::: INPUT DATA :::

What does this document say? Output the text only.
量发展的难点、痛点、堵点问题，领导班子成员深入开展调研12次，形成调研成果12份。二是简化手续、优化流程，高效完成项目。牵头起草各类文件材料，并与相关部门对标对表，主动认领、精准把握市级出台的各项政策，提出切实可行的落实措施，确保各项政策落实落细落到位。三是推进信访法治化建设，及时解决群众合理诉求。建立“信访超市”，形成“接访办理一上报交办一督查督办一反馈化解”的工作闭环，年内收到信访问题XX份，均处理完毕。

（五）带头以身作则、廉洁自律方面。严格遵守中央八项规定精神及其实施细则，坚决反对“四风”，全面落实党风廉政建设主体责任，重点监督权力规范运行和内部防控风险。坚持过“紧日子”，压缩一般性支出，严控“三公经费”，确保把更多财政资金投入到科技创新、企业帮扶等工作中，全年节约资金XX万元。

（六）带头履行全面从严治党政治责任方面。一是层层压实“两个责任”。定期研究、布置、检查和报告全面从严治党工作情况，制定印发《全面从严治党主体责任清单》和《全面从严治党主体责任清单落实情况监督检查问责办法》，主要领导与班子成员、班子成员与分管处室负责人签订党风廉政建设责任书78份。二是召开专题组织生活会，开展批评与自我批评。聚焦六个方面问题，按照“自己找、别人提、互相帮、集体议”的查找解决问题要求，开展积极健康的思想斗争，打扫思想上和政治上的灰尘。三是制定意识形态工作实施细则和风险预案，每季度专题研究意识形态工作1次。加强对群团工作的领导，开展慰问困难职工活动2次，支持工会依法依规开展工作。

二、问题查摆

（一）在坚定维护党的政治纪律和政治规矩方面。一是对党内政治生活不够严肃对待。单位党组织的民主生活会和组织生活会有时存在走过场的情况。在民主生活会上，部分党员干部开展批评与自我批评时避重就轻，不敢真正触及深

:::

→ **REQUIRED WORK**
Set down the entries verbatim, leaving none out.

→ **EXERCISE SOLUTION**
What does this document say? Output the text only.
量发展的难点、痛点、堵点问题，领导班子成员深入开展调研12次，形成调研成果12份。二是简化手续、优化流程，高效完成项目。牵头起草各类文件材料，并与相关部门对标对表，主动认领、精准把握市级出台的各项政策，提出切实可行的落实措施，确保各项政策落实落细落到位。三是推进信访法治化建设，及时解决群众合理诉求。建立“信访超市”，形成“接访办理一上报交办一督查督办一反馈化解”的工作闭环，年内收到信访问题XX份，均处理完毕。

（五）带头以身作则、廉洁自律方面。严格遵守中央八项规定精神及其实施细则，坚决反对“四风”，全面落实党风廉政建设主体责任，重点监督权力规范运行和内部防控风险。坚持过“紧日子”，压缩一般性支出，严控“三公经费”，确保把更多财政资金投入到科技创新、企业帮扶等工作中，全年节约资金XX万元。

（六）带头履行全面从严治党政治责任方面。一是层层压实“两个责任”。定期研究、布置、检查和报告全面从严治党工作情况，制定印发《全面从严治党主体责任清单》和《全面从严治党主体责任清单落实情况监督检查问责办法》，主要领导与班子成员、班子成员与分管处室负责人签订党风廉政建设责任书78份。二是召开专题组织生活会，开展批评与自我批评。聚焦六个方面问题，按照“自己找、别人提、互相帮、集体议”的查找解决问题要求，开展积极健康的思想斗争，打扫思想上和政治上的灰尘。三是制定意识形态工作实施细则和风险预案，每季度专题研究意识形态工作1次。加强对群团工作的领导，开展慰问困难职工活动2次，支持工会依法依规开展工作。

二、问题查摆

（一）在坚定维护党的政治纪律和政治规矩方面。一是对党内政治生活不够严肃对待。单位党组织的民主生活会和组织生活会有时存在走过场的情况。在民主生活会上，部分党员干部开展批评与自我批评时避重就轻，不敢真正触及深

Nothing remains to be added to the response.